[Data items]
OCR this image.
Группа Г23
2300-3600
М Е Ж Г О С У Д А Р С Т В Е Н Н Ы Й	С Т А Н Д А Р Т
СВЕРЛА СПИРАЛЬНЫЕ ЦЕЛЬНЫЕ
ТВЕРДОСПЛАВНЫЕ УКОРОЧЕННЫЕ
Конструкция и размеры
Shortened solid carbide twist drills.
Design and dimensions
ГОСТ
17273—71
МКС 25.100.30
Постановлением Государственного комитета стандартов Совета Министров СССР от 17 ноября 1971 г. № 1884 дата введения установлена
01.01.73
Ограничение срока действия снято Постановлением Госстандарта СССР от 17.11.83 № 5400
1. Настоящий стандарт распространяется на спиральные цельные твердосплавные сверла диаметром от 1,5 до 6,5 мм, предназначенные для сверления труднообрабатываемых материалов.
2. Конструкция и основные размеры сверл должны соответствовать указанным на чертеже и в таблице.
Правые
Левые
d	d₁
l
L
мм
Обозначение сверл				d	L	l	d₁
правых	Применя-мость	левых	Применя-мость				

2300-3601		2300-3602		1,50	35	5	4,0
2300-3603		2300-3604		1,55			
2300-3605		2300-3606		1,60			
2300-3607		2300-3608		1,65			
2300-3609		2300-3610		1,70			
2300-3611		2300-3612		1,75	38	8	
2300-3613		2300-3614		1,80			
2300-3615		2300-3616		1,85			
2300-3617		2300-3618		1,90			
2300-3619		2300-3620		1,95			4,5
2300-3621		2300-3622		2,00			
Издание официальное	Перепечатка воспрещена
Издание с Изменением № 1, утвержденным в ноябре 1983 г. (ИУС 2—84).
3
...
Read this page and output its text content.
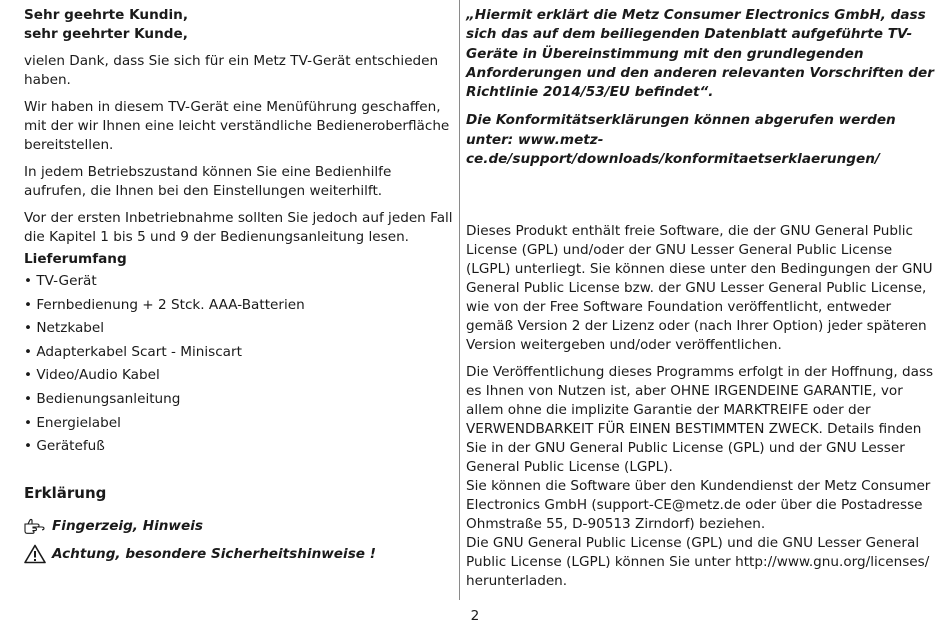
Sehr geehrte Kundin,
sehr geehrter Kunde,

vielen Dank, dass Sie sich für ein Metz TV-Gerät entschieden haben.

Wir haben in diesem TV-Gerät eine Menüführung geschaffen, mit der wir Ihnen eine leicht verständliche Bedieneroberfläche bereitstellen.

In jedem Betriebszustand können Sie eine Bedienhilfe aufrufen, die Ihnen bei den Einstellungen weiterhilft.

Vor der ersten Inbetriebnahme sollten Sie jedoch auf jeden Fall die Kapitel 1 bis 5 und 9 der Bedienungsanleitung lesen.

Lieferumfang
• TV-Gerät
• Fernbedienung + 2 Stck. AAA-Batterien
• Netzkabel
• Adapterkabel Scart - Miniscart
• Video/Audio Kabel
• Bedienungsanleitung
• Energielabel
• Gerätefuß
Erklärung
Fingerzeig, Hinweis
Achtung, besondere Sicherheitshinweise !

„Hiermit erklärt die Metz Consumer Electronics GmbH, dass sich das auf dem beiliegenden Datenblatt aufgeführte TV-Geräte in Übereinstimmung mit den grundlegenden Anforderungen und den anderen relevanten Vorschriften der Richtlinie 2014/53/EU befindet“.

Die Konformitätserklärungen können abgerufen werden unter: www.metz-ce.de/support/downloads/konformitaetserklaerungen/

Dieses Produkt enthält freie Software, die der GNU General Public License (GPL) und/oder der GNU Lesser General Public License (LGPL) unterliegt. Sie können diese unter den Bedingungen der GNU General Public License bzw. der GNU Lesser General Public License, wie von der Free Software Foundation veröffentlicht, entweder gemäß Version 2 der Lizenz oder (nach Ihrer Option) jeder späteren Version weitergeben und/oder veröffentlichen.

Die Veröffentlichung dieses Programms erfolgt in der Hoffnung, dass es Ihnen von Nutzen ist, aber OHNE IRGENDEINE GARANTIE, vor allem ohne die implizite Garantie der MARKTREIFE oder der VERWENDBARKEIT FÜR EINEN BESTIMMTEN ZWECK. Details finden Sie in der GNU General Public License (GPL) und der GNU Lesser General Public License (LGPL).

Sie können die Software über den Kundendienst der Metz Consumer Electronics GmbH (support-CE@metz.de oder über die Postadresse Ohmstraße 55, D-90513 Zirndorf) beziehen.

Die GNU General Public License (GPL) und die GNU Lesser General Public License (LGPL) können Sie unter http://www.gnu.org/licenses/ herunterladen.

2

Exercise objective: Copy out every line holding the string "Издание".

Output:
Издание официальное	Перепечатка воспрещена
Издание с Изменением № 1, утвержденным в ноябре 1983 г. (ИУС 2—84).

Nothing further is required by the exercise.